__Given problem__: Show every line in the entries below where the word "بنحوه" appears.

━━━━━ Input data

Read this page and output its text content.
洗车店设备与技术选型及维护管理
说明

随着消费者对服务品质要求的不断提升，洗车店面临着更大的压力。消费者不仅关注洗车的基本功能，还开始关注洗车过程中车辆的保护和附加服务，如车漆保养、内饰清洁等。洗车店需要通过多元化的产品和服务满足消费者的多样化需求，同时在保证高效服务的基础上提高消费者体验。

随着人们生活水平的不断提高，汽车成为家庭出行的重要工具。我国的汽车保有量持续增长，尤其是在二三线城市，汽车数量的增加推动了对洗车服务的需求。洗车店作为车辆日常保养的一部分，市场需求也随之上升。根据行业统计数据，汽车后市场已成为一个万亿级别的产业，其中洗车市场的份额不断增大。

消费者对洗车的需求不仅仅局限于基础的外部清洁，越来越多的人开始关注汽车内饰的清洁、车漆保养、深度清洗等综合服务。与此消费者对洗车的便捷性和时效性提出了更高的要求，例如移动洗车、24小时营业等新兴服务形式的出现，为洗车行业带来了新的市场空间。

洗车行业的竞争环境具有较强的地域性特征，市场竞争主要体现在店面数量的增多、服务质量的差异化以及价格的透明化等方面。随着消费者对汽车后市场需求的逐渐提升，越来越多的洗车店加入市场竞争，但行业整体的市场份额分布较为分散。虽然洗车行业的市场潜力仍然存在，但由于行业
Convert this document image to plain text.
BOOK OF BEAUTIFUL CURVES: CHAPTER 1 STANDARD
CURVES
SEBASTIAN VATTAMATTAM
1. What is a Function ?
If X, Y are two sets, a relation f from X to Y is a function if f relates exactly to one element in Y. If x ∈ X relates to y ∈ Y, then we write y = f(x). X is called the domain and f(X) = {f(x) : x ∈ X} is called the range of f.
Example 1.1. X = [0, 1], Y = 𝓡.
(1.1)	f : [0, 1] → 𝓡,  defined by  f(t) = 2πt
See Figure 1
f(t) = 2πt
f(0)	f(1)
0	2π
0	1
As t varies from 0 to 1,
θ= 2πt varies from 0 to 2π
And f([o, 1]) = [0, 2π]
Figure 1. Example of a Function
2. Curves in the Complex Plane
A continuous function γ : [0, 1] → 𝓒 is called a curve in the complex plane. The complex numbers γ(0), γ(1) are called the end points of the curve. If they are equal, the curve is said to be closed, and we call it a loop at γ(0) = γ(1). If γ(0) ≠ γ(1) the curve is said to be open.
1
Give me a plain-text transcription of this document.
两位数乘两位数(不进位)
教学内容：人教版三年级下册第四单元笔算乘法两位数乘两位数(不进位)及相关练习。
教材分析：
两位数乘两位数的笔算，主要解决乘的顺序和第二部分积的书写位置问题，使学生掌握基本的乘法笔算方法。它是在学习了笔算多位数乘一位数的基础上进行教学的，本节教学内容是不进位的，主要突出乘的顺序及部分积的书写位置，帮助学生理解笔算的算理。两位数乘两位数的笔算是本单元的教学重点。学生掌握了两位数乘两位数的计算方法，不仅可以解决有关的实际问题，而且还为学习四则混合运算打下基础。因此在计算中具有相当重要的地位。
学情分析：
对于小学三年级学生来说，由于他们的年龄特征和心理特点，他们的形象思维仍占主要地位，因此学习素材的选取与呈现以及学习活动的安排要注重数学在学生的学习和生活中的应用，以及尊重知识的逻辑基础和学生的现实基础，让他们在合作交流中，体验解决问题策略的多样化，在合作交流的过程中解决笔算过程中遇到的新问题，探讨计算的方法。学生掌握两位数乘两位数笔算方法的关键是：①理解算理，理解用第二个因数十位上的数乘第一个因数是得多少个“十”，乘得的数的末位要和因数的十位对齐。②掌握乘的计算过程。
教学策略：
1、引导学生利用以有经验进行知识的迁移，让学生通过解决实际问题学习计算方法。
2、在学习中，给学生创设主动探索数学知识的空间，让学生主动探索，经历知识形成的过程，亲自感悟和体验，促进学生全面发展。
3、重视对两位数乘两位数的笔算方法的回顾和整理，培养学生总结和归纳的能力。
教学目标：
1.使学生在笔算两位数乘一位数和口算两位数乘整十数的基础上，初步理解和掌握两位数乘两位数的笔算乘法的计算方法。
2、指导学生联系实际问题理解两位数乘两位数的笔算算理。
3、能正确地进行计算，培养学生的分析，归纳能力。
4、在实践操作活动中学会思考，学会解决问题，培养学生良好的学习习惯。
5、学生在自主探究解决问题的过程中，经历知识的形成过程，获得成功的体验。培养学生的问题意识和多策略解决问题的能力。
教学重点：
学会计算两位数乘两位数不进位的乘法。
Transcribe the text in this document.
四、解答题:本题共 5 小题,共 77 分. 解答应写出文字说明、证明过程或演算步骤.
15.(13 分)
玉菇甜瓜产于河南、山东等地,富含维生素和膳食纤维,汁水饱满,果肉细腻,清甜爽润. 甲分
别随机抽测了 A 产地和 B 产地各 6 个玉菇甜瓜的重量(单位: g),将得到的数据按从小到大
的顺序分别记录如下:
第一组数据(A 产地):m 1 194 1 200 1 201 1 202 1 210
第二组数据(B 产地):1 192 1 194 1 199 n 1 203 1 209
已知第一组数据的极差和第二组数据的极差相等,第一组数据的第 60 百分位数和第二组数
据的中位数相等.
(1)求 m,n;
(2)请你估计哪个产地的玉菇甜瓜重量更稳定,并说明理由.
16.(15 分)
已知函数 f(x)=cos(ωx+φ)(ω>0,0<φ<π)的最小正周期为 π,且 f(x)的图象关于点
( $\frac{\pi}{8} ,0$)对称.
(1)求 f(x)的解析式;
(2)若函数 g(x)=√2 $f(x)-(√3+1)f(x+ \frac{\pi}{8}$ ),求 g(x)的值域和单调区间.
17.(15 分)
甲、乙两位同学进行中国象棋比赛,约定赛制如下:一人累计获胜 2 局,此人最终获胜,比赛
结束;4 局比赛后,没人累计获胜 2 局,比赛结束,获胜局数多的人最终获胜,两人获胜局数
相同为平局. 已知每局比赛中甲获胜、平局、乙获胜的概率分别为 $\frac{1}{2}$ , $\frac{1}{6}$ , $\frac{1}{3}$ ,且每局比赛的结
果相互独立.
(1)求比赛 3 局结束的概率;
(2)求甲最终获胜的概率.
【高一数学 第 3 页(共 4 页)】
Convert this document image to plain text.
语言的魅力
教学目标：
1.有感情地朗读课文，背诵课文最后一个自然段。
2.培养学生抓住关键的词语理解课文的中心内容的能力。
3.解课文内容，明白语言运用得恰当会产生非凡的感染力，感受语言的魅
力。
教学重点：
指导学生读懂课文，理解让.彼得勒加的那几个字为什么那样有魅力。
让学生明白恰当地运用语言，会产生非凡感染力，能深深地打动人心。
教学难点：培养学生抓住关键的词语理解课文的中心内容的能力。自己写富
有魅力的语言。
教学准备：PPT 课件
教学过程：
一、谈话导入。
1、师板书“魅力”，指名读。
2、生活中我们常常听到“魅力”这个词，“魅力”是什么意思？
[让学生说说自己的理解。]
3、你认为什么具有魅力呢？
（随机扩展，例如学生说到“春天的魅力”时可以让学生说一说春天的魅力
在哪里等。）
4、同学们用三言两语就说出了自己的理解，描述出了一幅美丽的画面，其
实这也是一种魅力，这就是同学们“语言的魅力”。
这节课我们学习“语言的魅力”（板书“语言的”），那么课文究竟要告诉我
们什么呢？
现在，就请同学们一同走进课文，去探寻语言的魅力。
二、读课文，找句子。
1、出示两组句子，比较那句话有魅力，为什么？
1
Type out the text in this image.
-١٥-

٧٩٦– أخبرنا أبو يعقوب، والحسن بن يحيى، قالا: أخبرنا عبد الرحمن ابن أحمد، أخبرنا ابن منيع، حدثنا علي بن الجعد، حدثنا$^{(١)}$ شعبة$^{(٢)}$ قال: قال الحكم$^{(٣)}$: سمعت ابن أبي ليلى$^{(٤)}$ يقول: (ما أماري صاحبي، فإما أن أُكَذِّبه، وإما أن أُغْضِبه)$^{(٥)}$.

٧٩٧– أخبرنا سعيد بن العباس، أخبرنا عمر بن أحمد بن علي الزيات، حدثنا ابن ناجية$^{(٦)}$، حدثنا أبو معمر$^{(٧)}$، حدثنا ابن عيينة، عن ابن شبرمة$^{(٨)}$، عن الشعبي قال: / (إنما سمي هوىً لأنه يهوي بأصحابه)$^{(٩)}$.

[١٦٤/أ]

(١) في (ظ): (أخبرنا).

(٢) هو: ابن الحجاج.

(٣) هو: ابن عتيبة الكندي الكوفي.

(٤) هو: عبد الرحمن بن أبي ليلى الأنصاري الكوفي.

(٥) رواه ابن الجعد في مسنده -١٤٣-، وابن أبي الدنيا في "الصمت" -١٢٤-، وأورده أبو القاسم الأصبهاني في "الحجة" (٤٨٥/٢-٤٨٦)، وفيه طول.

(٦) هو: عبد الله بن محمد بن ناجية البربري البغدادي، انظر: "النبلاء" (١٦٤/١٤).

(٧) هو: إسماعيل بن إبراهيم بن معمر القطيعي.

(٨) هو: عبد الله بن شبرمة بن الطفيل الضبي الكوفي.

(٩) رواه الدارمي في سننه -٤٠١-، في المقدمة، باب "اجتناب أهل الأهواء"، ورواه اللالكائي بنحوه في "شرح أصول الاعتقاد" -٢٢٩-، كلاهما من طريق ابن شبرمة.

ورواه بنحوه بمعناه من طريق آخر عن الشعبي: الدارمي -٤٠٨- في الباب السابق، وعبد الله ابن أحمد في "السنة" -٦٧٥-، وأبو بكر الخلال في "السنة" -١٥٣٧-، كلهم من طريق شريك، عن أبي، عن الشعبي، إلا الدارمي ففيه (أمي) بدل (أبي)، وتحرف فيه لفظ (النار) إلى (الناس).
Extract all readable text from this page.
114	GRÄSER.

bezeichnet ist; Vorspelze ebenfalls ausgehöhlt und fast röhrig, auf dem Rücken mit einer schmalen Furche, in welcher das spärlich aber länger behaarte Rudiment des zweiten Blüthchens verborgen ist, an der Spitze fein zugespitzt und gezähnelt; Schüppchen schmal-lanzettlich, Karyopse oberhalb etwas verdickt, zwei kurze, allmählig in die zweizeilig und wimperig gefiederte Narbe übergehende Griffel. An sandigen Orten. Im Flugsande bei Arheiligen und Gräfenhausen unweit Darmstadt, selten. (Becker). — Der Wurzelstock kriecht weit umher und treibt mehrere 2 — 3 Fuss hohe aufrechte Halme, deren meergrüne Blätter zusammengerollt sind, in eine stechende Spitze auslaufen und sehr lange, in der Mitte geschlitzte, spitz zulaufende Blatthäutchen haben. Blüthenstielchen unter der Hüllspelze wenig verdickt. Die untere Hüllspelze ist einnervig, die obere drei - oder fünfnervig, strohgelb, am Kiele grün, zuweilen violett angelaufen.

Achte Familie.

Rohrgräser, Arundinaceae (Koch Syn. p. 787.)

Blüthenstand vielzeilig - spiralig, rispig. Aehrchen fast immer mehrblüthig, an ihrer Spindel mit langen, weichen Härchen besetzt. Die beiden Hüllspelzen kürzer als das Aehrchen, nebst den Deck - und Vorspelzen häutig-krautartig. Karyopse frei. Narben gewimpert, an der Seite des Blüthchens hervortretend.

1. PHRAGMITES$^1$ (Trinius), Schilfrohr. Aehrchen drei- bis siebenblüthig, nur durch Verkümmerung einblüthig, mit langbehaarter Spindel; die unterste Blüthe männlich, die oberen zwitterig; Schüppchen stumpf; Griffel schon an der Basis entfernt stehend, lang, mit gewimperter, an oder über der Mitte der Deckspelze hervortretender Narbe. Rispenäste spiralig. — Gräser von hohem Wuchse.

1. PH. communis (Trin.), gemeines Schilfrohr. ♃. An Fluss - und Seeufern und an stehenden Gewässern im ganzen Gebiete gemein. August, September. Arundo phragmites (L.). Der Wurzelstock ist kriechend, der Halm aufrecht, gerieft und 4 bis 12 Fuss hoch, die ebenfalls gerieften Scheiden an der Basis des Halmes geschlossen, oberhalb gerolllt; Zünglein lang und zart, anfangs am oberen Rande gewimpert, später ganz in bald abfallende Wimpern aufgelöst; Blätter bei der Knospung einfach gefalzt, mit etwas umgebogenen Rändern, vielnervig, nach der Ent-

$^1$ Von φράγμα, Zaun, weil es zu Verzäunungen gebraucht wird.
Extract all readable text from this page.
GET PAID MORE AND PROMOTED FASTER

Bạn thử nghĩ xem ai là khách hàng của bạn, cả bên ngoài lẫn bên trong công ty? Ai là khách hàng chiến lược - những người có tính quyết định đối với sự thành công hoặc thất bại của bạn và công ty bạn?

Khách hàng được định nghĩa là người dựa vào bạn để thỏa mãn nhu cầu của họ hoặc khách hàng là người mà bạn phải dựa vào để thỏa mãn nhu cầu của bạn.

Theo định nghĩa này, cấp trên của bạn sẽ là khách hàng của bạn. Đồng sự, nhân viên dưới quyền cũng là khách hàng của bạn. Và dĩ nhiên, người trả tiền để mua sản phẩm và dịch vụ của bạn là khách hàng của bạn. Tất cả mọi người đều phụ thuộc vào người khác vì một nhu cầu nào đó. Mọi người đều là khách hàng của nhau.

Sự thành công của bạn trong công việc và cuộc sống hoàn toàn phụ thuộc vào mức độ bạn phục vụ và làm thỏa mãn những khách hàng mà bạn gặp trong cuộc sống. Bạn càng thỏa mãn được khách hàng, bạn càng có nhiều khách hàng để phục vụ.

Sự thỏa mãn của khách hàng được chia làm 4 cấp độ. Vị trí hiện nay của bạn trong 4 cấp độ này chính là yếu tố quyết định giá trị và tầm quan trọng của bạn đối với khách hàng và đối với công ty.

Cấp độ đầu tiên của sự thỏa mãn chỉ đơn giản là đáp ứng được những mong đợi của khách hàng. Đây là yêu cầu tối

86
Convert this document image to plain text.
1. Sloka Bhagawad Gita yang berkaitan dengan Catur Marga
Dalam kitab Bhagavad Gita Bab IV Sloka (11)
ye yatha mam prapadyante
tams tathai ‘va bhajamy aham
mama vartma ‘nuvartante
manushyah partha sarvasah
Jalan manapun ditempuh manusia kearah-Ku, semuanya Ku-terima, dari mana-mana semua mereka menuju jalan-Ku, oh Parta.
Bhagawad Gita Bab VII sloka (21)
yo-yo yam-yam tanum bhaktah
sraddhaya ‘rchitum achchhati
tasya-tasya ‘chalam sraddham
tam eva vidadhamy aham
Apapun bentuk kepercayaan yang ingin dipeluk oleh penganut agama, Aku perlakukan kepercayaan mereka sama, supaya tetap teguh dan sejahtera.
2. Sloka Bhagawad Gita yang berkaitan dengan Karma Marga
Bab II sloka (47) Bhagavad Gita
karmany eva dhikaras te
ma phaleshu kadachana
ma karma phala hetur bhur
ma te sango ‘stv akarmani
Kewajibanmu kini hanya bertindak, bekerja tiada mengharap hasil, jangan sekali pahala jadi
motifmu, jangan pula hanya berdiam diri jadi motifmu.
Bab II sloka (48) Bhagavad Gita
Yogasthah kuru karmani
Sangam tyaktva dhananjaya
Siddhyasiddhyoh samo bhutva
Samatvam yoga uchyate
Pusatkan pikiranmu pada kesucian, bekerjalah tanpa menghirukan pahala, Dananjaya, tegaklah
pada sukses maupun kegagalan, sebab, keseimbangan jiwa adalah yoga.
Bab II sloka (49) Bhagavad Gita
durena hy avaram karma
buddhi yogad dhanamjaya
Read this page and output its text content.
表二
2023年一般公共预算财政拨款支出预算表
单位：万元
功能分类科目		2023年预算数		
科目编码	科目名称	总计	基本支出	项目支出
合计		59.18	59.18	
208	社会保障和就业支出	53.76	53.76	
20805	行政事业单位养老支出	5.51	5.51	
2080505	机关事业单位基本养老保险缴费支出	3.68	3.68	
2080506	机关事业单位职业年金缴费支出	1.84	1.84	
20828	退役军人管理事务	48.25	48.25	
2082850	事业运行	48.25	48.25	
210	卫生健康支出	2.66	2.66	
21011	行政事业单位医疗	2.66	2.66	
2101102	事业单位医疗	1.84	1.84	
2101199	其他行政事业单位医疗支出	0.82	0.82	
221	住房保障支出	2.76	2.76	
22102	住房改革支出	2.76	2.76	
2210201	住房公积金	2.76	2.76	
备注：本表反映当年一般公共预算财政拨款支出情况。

━━━━━━━━━━

__Answer to the exercise__:
(٩) رواه الدارمي في سننه -٤٠١-، في المقدمة، باب "اجتناب أهل الأهواء"، ورواه اللالكائي بنحوه في "شرح أصول الاعتقاد" -٢٢٩-، كلاهما من طريق ابن شبرمة.
ورواه بنحوه بمعناه من طريق آخر عن الشعبي: الدارمي -٤٠٨- في الباب السابق، وعبد الله ابن أحمد في "السنة" -٦٧٥-، وأبو بكر الخلال في "السنة" -١٥٣٧-، كلهم من طريق شريك، عن أبي، عن الشعبي، إلا الدارمي ففيه (أمي) بدل (أبي)، وتحرف فيه لفظ (النار) إلى (الناس).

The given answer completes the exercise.